__Available records__
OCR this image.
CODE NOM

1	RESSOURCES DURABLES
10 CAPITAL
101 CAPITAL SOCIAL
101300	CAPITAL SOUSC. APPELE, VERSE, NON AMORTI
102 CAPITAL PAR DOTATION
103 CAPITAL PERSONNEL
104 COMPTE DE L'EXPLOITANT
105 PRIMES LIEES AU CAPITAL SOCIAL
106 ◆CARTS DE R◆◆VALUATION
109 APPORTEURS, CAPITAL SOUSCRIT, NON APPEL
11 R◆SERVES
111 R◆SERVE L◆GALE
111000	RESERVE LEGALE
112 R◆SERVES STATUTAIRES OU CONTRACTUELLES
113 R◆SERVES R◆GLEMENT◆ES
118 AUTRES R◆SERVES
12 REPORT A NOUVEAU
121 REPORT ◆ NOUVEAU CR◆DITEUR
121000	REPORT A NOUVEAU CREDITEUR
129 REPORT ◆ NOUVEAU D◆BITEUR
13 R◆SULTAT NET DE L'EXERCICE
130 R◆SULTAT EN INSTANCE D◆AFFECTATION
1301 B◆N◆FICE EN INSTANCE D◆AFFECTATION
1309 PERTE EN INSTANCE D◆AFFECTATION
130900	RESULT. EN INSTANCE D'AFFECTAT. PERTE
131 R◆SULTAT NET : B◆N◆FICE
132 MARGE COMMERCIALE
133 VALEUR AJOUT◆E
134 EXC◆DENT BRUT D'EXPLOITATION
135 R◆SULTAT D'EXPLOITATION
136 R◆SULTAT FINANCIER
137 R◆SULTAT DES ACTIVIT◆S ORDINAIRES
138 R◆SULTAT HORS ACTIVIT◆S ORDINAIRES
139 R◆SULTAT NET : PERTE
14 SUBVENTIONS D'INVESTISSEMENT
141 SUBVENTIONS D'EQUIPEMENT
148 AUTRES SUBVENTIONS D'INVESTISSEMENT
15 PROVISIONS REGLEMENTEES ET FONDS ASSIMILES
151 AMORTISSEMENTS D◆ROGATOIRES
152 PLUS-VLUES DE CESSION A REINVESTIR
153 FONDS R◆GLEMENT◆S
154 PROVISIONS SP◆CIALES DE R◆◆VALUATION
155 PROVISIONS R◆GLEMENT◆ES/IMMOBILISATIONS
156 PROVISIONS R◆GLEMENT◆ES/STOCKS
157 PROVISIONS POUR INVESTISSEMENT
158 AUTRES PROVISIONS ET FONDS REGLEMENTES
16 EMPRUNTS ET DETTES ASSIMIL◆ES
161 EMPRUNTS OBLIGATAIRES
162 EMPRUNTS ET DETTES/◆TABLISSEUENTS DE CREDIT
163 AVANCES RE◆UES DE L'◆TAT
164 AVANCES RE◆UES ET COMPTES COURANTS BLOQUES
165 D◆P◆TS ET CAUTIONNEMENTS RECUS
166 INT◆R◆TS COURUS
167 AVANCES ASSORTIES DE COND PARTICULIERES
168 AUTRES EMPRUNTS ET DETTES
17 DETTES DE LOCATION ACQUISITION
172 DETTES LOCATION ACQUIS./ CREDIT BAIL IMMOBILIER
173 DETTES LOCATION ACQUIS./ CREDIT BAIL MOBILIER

__What this task involves__
Repeat each of the entries above precisely as given.

__Written response__
OCR this image.
CODE NOM

1	RESSOURCES DURABLES
10 CAPITAL
101 CAPITAL SOCIAL
101300	CAPITAL SOUSC. APPELE, VERSE, NON AMORTI
102 CAPITAL PAR DOTATION
103 CAPITAL PERSONNEL
104 COMPTE DE L'EXPLOITANT
105 PRIMES LIEES AU CAPITAL SOCIAL
106 ◆CARTS DE R◆◆VALUATION
109 APPORTEURS, CAPITAL SOUSCRIT, NON APPEL
11 R◆SERVES
111 R◆SERVE L◆GALE
111000	RESERVE LEGALE
112 R◆SERVES STATUTAIRES OU CONTRACTUELLES
113 R◆SERVES R◆GLEMENT◆ES
118 AUTRES R◆SERVES
12 REPORT A NOUVEAU
121 REPORT ◆ NOUVEAU CR◆DITEUR
121000	REPORT A NOUVEAU CREDITEUR
129 REPORT ◆ NOUVEAU D◆BITEUR
13 R◆SULTAT NET DE L'EXERCICE
130 R◆SULTAT EN INSTANCE D◆AFFECTATION
1301 B◆N◆FICE EN INSTANCE D◆AFFECTATION
1309 PERTE EN INSTANCE D◆AFFECTATION
130900	RESULT. EN INSTANCE D'AFFECTAT. PERTE
131 R◆SULTAT NET : B◆N◆FICE
132 MARGE COMMERCIALE
133 VALEUR AJOUT◆E
134 EXC◆DENT BRUT D'EXPLOITATION
135 R◆SULTAT D'EXPLOITATION
136 R◆SULTAT FINANCIER
137 R◆SULTAT DES ACTIVIT◆S ORDINAIRES
138 R◆SULTAT HORS ACTIVIT◆S ORDINAIRES
139 R◆SULTAT NET : PERTE
14 SUBVENTIONS D'INVESTISSEMENT
141 SUBVENTIONS D'EQUIPEMENT
148 AUTRES SUBVENTIONS D'INVESTISSEMENT
15 PROVISIONS REGLEMENTEES ET FONDS ASSIMILES
151 AMORTISSEMENTS D◆ROGATOIRES
152 PLUS-VLUES DE CESSION A REINVESTIR
153 FONDS R◆GLEMENT◆S
154 PROVISIONS SP◆CIALES DE R◆◆VALUATION
155 PROVISIONS R◆GLEMENT◆ES/IMMOBILISATIONS
156 PROVISIONS R◆GLEMENT◆ES/STOCKS
157 PROVISIONS POUR INVESTISSEMENT
158 AUTRES PROVISIONS ET FONDS REGLEMENTES
16 EMPRUNTS ET DETTES ASSIMIL◆ES
161 EMPRUNTS OBLIGATAIRES
162 EMPRUNTS ET DETTES/◆TABLISSEUENTS DE CREDIT
163 AVANCES RE◆UES DE L'◆TAT
164 AVANCES RE◆UES ET COMPTES COURANTS BLOQUES
165 D◆P◆TS ET CAUTIONNEMENTS RECUS
166 INT◆R◆TS COURUS
167 AVANCES ASSORTIES DE COND PARTICULIERES
168 AUTRES EMPRUNTS ET DETTES
17 DETTES DE LOCATION ACQUISITION
172 DETTES LOCATION ACQUIS./ CREDIT BAIL IMMOBILIER
173 DETTES LOCATION ACQUIS./ CREDIT BAIL MOBILIER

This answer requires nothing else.